**Short exercise**
For each line that holds "работы", copy the line out.

━━━━━━━━━━━━━━━━━━━━

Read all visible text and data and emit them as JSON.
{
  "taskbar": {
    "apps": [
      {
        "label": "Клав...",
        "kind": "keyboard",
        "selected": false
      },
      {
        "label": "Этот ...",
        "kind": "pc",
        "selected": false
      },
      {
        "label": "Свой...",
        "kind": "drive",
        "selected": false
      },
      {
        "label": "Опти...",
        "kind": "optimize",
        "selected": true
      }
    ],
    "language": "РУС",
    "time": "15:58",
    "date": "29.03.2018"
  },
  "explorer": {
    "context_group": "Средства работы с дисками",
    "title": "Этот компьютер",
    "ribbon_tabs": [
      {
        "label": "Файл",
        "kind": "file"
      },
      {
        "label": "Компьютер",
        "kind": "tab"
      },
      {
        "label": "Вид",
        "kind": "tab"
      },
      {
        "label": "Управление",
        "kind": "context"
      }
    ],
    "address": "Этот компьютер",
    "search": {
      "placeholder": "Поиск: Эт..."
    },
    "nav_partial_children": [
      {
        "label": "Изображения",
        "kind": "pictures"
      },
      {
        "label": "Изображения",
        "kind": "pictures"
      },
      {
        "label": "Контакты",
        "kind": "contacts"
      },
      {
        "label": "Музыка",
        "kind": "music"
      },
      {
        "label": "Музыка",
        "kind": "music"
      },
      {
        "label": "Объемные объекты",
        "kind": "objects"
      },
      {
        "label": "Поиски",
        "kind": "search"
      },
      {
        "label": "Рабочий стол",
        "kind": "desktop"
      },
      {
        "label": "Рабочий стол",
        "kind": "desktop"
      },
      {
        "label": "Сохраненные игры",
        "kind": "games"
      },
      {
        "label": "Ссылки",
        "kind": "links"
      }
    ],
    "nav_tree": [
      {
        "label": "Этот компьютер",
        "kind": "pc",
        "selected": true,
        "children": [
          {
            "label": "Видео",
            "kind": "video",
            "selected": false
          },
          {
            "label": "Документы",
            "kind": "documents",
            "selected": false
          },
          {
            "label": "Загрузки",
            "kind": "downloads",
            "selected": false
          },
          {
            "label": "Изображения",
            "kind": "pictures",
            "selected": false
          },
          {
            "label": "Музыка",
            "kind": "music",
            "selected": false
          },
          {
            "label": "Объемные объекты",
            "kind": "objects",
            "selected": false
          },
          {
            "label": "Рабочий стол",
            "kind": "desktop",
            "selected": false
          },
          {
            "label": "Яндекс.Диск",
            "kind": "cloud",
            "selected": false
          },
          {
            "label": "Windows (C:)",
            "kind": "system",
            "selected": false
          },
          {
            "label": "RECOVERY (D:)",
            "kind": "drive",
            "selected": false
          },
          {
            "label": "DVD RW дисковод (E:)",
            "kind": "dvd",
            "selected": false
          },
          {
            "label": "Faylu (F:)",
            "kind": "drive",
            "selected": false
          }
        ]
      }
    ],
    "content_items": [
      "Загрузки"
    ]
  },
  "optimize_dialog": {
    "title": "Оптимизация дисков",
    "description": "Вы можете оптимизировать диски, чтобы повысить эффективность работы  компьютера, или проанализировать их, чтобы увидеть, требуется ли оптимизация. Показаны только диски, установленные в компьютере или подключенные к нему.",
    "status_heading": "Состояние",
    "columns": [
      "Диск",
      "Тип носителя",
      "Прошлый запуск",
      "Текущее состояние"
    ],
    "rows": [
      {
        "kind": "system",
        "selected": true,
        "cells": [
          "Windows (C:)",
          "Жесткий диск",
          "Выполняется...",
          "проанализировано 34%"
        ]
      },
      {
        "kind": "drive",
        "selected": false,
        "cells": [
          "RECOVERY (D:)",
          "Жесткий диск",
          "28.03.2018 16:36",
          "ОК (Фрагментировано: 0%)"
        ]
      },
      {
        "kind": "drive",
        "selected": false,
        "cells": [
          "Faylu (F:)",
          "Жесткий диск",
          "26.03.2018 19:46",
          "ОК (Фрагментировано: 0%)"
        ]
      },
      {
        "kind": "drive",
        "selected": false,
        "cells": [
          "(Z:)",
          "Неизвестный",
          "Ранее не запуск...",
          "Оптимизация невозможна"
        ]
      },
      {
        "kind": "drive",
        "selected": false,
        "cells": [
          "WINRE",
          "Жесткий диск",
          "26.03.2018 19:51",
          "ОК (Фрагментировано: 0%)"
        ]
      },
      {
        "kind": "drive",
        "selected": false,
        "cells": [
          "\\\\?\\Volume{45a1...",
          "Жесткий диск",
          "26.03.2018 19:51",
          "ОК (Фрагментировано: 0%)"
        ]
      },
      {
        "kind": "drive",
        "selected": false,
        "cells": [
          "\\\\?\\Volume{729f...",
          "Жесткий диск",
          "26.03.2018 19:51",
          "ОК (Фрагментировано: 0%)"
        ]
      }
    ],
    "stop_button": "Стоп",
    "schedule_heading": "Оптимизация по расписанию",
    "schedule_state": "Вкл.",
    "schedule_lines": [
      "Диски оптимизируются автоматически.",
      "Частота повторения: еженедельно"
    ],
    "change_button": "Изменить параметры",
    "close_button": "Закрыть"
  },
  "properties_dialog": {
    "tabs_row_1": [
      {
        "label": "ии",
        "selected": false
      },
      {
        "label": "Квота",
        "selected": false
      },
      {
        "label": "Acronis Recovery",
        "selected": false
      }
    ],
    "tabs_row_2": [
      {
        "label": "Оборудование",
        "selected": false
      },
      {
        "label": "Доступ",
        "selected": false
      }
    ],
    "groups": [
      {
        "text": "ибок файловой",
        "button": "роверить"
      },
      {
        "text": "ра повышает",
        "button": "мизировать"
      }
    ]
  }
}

━━━━━━━━━━━━━━━━━━━━

**Output for this exercise**
    "context_group": "Средства работы с дисками",
    "description": "Вы можете оптимизировать диски, чтобы повысить эффективность работы  компьютера, или проанализировать их, чтобы увидеть, требуется ли оптимизация. Показаны только диски, установленные в компьютере или подключенные к нему.",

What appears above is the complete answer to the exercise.